YOUR GOAL:
Could you print every record below exactly as it appears?

TASK DATA:
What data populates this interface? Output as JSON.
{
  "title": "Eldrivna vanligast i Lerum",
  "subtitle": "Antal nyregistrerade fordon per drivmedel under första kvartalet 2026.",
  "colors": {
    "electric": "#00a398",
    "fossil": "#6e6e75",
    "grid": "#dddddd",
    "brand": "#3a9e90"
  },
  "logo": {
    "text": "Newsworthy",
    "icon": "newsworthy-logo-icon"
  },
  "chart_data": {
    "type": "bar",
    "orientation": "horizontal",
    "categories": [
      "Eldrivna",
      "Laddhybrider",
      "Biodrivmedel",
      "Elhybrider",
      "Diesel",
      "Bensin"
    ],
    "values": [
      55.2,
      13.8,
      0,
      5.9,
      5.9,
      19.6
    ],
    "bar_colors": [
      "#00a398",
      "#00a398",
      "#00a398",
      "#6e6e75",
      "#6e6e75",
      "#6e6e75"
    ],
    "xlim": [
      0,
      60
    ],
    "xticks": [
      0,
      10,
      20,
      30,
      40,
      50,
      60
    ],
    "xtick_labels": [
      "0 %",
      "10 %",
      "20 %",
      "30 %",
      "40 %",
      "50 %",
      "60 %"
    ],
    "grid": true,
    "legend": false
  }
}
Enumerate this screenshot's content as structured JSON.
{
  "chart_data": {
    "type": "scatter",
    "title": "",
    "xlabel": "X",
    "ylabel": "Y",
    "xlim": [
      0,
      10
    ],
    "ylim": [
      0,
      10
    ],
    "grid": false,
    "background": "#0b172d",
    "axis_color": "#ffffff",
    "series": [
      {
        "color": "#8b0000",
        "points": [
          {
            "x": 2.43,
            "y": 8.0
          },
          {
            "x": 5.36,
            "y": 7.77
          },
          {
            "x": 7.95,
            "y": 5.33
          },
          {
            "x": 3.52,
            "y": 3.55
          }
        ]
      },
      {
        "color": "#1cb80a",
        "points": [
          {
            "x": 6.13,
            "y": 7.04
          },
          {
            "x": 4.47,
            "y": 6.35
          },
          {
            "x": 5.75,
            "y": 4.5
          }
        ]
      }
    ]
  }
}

OUTPUT FOR THIS EXERCISE:
What data populates this interface? Output as JSON.
{
  "title": "Eldrivna vanligast i Lerum",
  "subtitle": "Antal nyregistrerade fordon per drivmedel under första kvartalet 2026.",
  "colors": {
    "electric": "#00a398",
    "fossil": "#6e6e75",
    "grid": "#dddddd",
    "brand": "#3a9e90"
  },
  "logo": {
    "text": "Newsworthy",
    "icon": "newsworthy-logo-icon"
  },
  "chart_data": {
    "type": "bar",
    "orientation": "horizontal",
    "categories": [
      "Eldrivna",
      "Laddhybrider",
      "Biodrivmedel",
      "Elhybrider",
      "Diesel",
      "Bensin"
    ],
    "values": [
      55.2,
      13.8,
      0,
      5.9,
      5.9,
      19.6
    ],
    "bar_colors": [
      "#00a398",
      "#00a398",
      "#00a398",
      "#6e6e75",
      "#6e6e75",
      "#6e6e75"
    ],
    "xlim": [
      0,
      60
    ],
    "xticks": [
      0,
      10,
      20,
      30,
      40,
      50,
      60
    ],
    "xtick_labels": [
      "0 %",
      "10 %",
      "20 %",
      "30 %",
      "40 %",
      "50 %",
      "60 %"
    ],
    "grid": true,
    "legend": false
  }
}
Enumerate this screenshot's content as structured JSON.
{
  "chart_data": {
    "type": "scatter",
    "title": "",
    "xlabel": "X",
    "ylabel": "Y",
    "xlim": [
      0,
      10
    ],
    "ylim": [
      0,
      10
    ],
    "grid": false,
    "background": "#0b172d",
    "axis_color": "#ffffff",
    "series": [
      {
        "color": "#8b0000",
        "points": [
          {
            "x": 2.43,
            "y": 8.0
          },
          {
            "x": 5.36,
            "y": 7.77
          },
          {
            "x": 7.95,
            "y": 5.33
          },
          {
            "x": 3.52,
            "y": 3.55
          }
        ]
      },
      {
        "color": "#1cb80a",
        "points": [
          {
            "x": 6.13,
            "y": 7.04
          },
          {
            "x": 4.47,
            "y": 6.35
          },
          {
            "x": 5.75,
            "y": 4.5
          }
        ]
      }
    ]
  }
}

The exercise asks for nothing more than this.